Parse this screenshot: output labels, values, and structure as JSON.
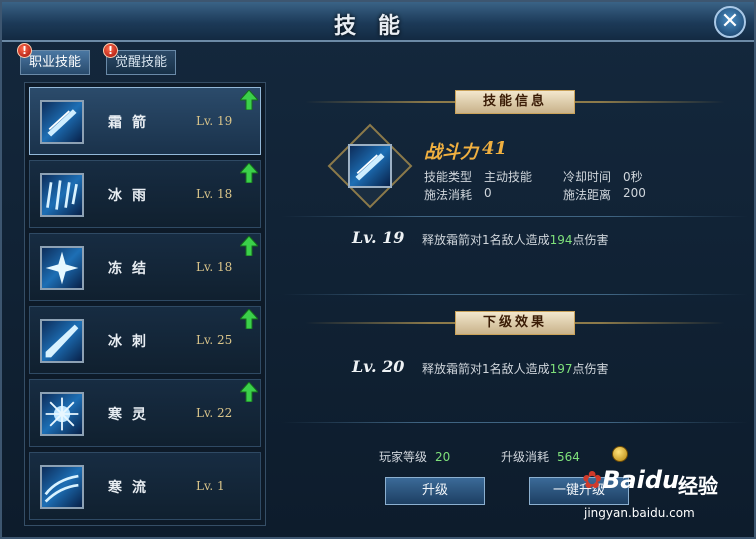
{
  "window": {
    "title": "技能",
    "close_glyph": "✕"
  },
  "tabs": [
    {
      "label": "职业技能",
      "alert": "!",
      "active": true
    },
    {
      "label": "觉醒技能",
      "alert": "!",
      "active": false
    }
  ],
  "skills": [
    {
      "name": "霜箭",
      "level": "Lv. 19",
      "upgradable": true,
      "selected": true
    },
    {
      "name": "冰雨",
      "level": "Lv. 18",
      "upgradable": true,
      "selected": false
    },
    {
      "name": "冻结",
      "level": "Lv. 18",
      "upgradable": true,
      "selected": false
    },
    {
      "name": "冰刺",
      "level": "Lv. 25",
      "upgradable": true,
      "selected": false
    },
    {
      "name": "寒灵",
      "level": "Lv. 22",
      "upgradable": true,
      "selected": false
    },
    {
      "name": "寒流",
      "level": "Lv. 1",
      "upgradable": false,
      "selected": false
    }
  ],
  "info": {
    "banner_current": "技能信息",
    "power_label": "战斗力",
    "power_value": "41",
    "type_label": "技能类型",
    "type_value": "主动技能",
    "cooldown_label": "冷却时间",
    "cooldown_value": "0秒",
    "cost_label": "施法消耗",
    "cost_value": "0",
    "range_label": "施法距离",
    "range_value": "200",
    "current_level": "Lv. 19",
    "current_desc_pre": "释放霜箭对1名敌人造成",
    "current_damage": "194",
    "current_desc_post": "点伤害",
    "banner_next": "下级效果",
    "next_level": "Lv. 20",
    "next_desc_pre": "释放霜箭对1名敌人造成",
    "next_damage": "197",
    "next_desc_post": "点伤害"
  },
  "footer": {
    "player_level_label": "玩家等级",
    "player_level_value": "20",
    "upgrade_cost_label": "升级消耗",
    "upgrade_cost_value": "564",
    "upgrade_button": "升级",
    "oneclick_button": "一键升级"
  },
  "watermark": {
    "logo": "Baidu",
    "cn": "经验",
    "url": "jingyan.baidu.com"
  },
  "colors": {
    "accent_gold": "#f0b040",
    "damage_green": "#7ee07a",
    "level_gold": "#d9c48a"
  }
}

※ ※ ※

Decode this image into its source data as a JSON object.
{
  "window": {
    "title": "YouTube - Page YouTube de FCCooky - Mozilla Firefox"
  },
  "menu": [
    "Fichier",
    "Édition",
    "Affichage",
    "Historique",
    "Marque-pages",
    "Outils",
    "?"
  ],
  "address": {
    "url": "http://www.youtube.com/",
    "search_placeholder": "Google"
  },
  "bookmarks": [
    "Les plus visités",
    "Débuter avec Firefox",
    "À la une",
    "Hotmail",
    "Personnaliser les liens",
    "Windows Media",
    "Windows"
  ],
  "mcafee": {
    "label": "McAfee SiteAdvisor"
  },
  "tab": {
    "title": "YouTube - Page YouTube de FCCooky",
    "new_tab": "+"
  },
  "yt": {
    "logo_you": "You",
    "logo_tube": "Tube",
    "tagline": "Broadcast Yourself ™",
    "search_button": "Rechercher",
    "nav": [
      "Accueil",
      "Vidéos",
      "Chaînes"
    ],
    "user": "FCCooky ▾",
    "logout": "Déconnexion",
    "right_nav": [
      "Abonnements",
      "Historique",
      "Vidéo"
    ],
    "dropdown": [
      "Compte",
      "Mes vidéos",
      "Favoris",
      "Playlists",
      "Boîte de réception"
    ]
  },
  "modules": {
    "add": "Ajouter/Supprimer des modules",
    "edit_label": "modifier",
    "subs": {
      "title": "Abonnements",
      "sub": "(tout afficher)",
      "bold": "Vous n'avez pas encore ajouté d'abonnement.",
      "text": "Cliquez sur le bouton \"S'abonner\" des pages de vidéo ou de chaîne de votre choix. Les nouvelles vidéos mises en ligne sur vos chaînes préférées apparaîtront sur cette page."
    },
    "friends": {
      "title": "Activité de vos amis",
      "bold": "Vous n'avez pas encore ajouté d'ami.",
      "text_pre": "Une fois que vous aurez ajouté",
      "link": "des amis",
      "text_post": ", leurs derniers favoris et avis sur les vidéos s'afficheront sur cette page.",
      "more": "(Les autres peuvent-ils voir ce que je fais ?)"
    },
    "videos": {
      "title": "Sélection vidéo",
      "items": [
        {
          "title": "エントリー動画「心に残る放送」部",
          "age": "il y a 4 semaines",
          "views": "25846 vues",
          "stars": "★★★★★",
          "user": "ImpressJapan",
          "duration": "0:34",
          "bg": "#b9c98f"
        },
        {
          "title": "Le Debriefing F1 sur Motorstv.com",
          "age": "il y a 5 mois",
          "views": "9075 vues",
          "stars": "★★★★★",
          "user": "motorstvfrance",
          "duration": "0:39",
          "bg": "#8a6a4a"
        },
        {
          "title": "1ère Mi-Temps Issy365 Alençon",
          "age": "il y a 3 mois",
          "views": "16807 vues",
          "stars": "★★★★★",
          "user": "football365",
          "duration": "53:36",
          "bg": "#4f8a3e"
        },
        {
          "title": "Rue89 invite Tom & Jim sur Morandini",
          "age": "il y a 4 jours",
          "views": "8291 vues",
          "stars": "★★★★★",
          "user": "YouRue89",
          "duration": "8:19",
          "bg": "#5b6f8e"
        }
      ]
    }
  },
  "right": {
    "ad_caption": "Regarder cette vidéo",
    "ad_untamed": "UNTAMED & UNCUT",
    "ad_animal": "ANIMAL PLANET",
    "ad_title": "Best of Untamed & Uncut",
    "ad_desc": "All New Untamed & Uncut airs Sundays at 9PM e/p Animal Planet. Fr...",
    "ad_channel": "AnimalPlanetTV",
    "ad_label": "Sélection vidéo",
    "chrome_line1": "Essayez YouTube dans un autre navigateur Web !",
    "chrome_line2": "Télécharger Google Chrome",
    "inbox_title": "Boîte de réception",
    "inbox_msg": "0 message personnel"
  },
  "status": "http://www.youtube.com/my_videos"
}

※ ※ ※

- INSTRUCTIONS FOR THE TASK -
Copy all lines from the entries that contain the word "cette".

- ANSWER BELOW -
      "text": "Cliquez sur le bouton \"S'abonner\" des pages de vidéo ou de chaîne de votre choix. Les nouvelles vidéos mises en ligne sur vos chaînes préférées apparaîtront sur cette page."
      "text_post": ", leurs derniers favoris et avis sur les vidéos s'afficheront sur cette page.",
    "ad_caption": "Regarder cette vidéo",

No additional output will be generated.